Show all lines from the data that include the word "they".
-*-
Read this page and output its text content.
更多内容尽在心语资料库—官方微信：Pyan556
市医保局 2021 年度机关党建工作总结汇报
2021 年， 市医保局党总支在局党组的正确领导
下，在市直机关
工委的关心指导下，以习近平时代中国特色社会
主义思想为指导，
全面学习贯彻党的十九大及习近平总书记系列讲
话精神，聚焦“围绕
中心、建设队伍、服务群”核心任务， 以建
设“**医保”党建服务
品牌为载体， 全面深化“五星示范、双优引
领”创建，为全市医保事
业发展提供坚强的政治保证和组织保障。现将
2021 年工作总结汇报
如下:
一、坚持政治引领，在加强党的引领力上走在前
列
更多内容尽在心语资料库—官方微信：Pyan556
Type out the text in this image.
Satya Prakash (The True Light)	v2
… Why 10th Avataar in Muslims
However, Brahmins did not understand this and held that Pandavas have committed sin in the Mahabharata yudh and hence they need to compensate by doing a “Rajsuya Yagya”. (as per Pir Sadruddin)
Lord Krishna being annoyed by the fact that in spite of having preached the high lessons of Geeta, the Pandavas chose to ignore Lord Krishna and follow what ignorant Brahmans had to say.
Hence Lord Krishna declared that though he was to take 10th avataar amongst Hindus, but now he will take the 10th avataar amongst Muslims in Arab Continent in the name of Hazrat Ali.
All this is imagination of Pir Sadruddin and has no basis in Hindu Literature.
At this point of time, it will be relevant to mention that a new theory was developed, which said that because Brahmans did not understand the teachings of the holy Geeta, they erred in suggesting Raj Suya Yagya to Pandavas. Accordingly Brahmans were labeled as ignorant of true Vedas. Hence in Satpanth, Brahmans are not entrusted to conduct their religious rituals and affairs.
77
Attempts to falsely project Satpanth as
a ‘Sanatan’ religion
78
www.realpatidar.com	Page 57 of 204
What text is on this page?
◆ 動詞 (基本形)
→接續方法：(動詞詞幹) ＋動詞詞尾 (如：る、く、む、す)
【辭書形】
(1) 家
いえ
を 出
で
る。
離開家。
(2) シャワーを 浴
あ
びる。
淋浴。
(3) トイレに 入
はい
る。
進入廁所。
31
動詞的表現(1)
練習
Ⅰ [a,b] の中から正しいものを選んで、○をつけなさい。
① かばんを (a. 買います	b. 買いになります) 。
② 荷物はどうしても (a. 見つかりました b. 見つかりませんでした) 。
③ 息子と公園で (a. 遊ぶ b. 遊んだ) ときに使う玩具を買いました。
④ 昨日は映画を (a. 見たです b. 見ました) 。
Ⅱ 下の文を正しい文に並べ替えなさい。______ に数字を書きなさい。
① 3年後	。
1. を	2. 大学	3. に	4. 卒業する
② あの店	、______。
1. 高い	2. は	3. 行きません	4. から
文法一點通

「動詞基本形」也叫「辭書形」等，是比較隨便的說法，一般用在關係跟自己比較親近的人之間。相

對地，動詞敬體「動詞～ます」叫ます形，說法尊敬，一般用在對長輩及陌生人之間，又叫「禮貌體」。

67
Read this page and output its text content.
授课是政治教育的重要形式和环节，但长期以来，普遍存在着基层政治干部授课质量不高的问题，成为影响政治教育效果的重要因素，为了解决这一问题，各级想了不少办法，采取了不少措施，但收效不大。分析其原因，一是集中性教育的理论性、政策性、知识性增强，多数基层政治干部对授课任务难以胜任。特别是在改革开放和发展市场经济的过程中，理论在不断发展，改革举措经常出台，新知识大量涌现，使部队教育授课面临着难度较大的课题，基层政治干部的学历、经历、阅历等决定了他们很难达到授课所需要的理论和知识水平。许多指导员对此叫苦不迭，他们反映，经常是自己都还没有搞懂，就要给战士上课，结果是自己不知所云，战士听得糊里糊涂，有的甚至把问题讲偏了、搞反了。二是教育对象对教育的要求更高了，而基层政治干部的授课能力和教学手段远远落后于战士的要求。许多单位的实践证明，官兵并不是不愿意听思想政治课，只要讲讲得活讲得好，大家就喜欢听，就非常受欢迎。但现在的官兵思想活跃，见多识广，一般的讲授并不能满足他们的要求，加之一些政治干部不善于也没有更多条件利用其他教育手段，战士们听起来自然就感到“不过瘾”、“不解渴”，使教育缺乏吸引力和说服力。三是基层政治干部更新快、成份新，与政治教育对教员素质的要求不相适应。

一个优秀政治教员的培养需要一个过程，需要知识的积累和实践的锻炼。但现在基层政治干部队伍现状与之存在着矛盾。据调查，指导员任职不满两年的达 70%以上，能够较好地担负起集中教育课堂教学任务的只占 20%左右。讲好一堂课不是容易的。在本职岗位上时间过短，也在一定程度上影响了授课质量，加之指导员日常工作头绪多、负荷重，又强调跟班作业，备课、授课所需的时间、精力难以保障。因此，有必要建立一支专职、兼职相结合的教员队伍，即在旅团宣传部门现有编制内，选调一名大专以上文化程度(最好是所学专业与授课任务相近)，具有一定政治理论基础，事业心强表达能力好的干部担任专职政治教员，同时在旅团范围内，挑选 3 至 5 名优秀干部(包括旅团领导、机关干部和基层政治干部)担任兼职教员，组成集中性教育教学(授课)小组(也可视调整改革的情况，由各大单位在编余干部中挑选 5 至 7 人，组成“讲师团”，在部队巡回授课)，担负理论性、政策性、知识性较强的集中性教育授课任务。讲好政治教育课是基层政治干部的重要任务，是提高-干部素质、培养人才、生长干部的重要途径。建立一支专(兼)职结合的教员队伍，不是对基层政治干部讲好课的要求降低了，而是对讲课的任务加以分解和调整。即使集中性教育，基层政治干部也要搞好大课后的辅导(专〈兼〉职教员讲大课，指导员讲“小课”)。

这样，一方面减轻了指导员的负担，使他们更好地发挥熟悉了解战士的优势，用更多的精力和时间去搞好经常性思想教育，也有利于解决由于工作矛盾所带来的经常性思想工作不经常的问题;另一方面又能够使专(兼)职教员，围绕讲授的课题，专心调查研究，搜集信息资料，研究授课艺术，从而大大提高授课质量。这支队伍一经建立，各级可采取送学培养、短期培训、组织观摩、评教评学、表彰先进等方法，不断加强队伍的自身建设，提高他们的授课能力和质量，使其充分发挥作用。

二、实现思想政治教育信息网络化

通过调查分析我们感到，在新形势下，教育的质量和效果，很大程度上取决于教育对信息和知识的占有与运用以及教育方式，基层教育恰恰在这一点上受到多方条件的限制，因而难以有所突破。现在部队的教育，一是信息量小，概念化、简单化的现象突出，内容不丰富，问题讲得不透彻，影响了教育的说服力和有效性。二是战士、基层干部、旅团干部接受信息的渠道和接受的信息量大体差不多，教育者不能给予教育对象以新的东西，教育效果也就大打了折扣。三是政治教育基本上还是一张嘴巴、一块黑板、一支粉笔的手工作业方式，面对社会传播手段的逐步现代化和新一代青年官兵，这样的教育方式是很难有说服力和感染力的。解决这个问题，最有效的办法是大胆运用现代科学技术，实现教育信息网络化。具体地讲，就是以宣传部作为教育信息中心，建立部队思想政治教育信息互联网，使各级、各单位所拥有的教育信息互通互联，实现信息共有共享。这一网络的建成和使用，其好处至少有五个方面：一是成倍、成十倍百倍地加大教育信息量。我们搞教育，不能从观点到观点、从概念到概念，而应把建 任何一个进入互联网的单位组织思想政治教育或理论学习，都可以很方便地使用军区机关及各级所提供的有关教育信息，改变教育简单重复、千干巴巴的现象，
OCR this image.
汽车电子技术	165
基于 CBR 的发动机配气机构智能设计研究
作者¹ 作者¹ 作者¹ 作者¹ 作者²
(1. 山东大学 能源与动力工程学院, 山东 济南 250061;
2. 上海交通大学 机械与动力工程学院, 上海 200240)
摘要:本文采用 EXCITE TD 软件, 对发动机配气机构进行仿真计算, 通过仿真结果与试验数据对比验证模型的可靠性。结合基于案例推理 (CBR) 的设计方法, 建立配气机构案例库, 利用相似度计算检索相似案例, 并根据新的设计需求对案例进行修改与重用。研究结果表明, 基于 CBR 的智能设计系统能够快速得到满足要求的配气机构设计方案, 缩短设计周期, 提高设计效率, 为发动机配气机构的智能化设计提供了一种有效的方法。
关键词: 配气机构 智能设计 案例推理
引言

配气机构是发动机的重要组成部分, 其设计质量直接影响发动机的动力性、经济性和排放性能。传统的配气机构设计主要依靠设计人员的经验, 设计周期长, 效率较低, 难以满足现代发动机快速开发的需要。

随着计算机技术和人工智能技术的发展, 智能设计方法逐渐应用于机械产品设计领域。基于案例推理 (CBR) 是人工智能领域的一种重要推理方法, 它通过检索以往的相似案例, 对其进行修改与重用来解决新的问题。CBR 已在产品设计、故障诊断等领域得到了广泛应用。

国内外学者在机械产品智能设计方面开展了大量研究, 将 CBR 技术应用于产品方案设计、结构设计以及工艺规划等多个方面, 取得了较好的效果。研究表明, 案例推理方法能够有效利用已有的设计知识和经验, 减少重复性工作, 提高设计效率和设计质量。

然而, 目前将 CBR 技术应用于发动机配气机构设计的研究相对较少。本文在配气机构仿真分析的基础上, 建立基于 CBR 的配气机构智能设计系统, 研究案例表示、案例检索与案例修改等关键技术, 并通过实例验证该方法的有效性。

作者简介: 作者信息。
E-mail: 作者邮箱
-*-
- [Output below]
However, Brahmins did not understand this and held that Pandavas have committed sin in the Mahabharata yudh and hence they need to compensate by doing a “Rajsuya Yagya”. (as per Pir Sadruddin)
At this point of time, it will be relevant to mention that a new theory was developed, which said that because Brahmans did not understand the teachings of the holy Geeta, they erred in suggesting Raj Suya Yagya to Pandavas. Accordingly Brahmans were labeled as ignorant of true Vedas. Hence in Satpanth, Brahmans are not entrusted to conduct their religious rituals and affairs.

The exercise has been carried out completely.